Excerpted data START

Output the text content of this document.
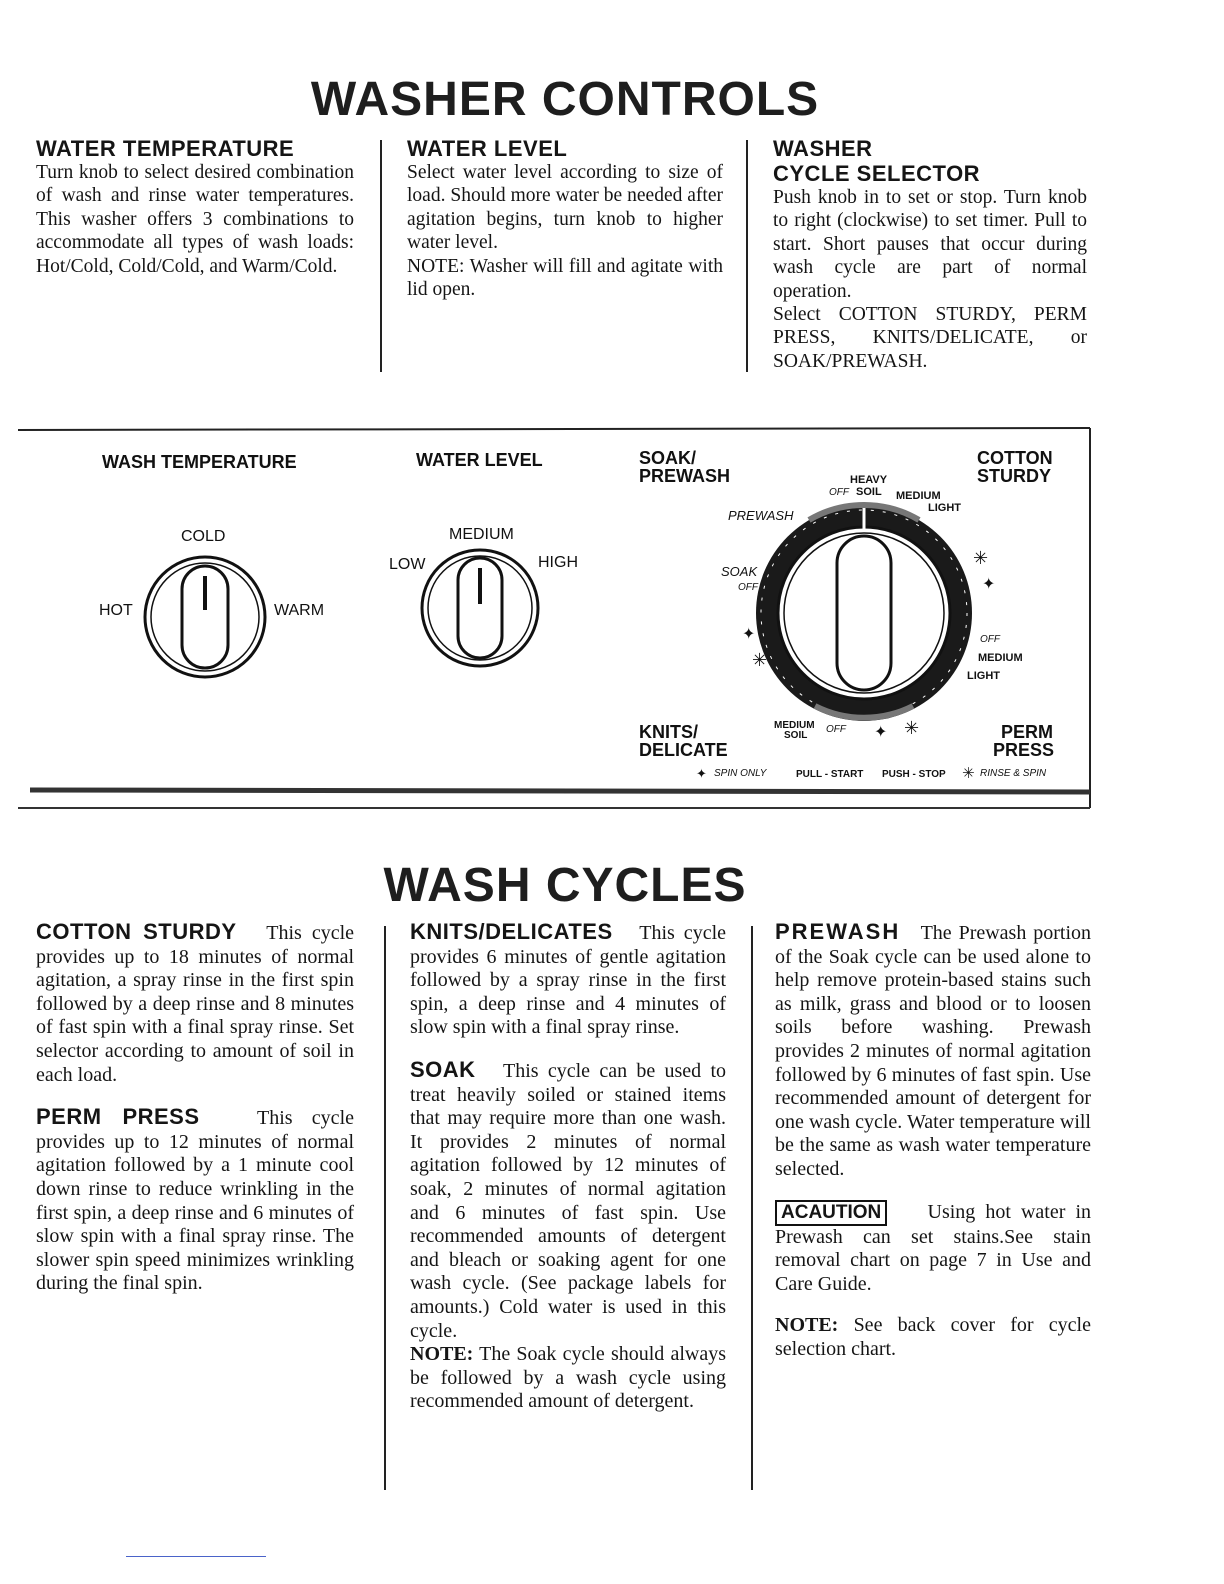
WASHER CONTROLS
WATER TEMPERATURE
Turn knob to select desired combination of wash and rinse water temperatures. This washer offers 3 combinations to accommodate all types of wash loads: Hot/Cold, Cold/Cold, and Warm/Cold.
WATER LEVEL
Select water level according to size of load. Should more water be needed after agitation begins, turn knob to higher water level.
NOTE: Washer will fill and agitate with lid open.
WASHER
CYCLE SELECTOR
Push knob in to set or stop. Turn knob to right (clockwise) to set timer. Pull to start. Short pauses that occur during wash cycle are part of normal operation.
Select COTTON STURDY, PERM PRESS, KNITS/DELICATE, or SOAK/PREWASH.
WASH TEMPERATURE
COLD
HOT	WARM
WATER LEVEL
MEDIUM
LOW	HIGH
SOAK/
PREWASH
COTTON
STURDY
KNITS/
DELICATE
PERM
PRESS
HEAVY
OFF SOIL MEDIUM
LIGHT
PREWASH
SOAK
OFF
OFF
MEDIUM
LIGHT
MEDIUM
SOIL
OFF
✳
✦
✦
✳
✦ ✳
✦ SPIN ONLY	PULL - START PUSH - STOP ✳ RINSE & SPIN
WASH CYCLES

COTTON STURDY This cycle provides up to 18 minutes of normal agitation, a spray rinse in the first spin followed by a deep rinse and 8 minutes of fast spin with a final spray rinse. Set selector according to amount of soil in each load.

PERM PRESS	This cycle provides up to 12 minutes of normal agitation followed by a 1 minute cool down rinse to reduce wrinkling in the first spin, a deep rinse and 6 minutes of slow spin with a final spray rinse. The slower spin speed minimizes wrinkling during the final spin.

KNITS/DELICATES This cycle provides 6 minutes of gentle agitation followed by a spray rinse in the first spin, a deep rinse and 4 minutes of slow spin with a final spray rinse.

SOAK This cycle can be used to treat heavily soiled or stained items that may require more than one wash. It provides 2 minutes of normal agitation followed by 12 minutes of soak, 2 minutes of normal agitation and 6 minutes of fast spin. Use recommended amounts of detergent and bleach or soaking agent for one wash cycle. (See package labels for amounts.) Cold water is used in this cycle.

NOTE: The Soak cycle should always be followed by a wash cycle using recommended amount of detergent.

PREWASH The Prewash portion of the Soak cycle can be used alone to help remove protein-based stains such as milk, grass and blood or to loosen soils before washing. Prewash provides 2 minutes of normal agitation followed by 6 minutes of fast spin. Use recommended amount of detergent for one wash cycle. Water temperature will be the same as wash water temperature selected.

ACAUTION Using hot water in Prewash can set stains.See stain removal chart on page 7 in Use and Care Guide.

NOTE: See back cover for cycle selection chart.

Excerpted data END

### [Try it]
What this calls for is a word-for-word copy of the listing above, pictures excluded.

### [Response box]
Output the text content of this document.
WASHER CONTROLS
WATER TEMPERATURE
Turn knob to select desired combination of wash and rinse water temperatures. This washer offers 3 combinations to accommodate all types of wash loads: Hot/Cold, Cold/Cold, and Warm/Cold.
WATER LEVEL
Select water level according to size of load. Should more water be needed after agitation begins, turn knob to higher water level.
NOTE: Washer will fill and agitate with lid open.
WASHER
CYCLE SELECTOR
Push knob in to set or stop. Turn knob to right (clockwise) to set timer. Pull to start. Short pauses that occur during wash cycle are part of normal operation.
Select COTTON STURDY, PERM PRESS, KNITS/DELICATE, or SOAK/PREWASH.
WASH TEMPERATURE
COLD
HOT	WARM
WATER LEVEL
MEDIUM
LOW	HIGH
SOAK/
PREWASH
COTTON
STURDY
KNITS/
DELICATE
PERM
PRESS
HEAVY
OFF SOIL MEDIUM
LIGHT
PREWASH
SOAK
OFF
OFF
MEDIUM
LIGHT
MEDIUM
SOIL
OFF
✳
✦
✦
✳
✦ ✳
✦ SPIN ONLY	PULL - START PUSH - STOP ✳ RINSE & SPIN
WASH CYCLES

COTTON STURDY This cycle provides up to 18 minutes of normal agitation, a spray rinse in the first spin followed by a deep rinse and 8 minutes of fast spin with a final spray rinse. Set selector according to amount of soil in each load.

PERM PRESS	This cycle provides up to 12 minutes of normal agitation followed by a 1 minute cool down rinse to reduce wrinkling in the first spin, a deep rinse and 6 minutes of slow spin with a final spray rinse. The slower spin speed minimizes wrinkling during the final spin.

KNITS/DELICATES This cycle provides 6 minutes of gentle agitation followed by a spray rinse in the first spin, a deep rinse and 4 minutes of slow spin with a final spray rinse.

SOAK This cycle can be used to treat heavily soiled or stained items that may require more than one wash. It provides 2 minutes of normal agitation followed by 12 minutes of soak, 2 minutes of normal agitation and 6 minutes of fast spin. Use recommended amounts of detergent and bleach or soaking agent for one wash cycle. (See package labels for amounts.) Cold water is used in this cycle.

NOTE: The Soak cycle should always be followed by a wash cycle using recommended amount of detergent.

PREWASH The Prewash portion of the Soak cycle can be used alone to help remove protein-based stains such as milk, grass and blood or to loosen soils before washing. Prewash provides 2 minutes of normal agitation followed by 6 minutes of fast spin. Use recommended amount of detergent for one wash cycle. Water temperature will be the same as wash water temperature selected.

ACAUTION Using hot water in Prewash can set stains.See stain removal chart on page 7 in Use and Care Guide.

NOTE: See back cover for cycle selection chart.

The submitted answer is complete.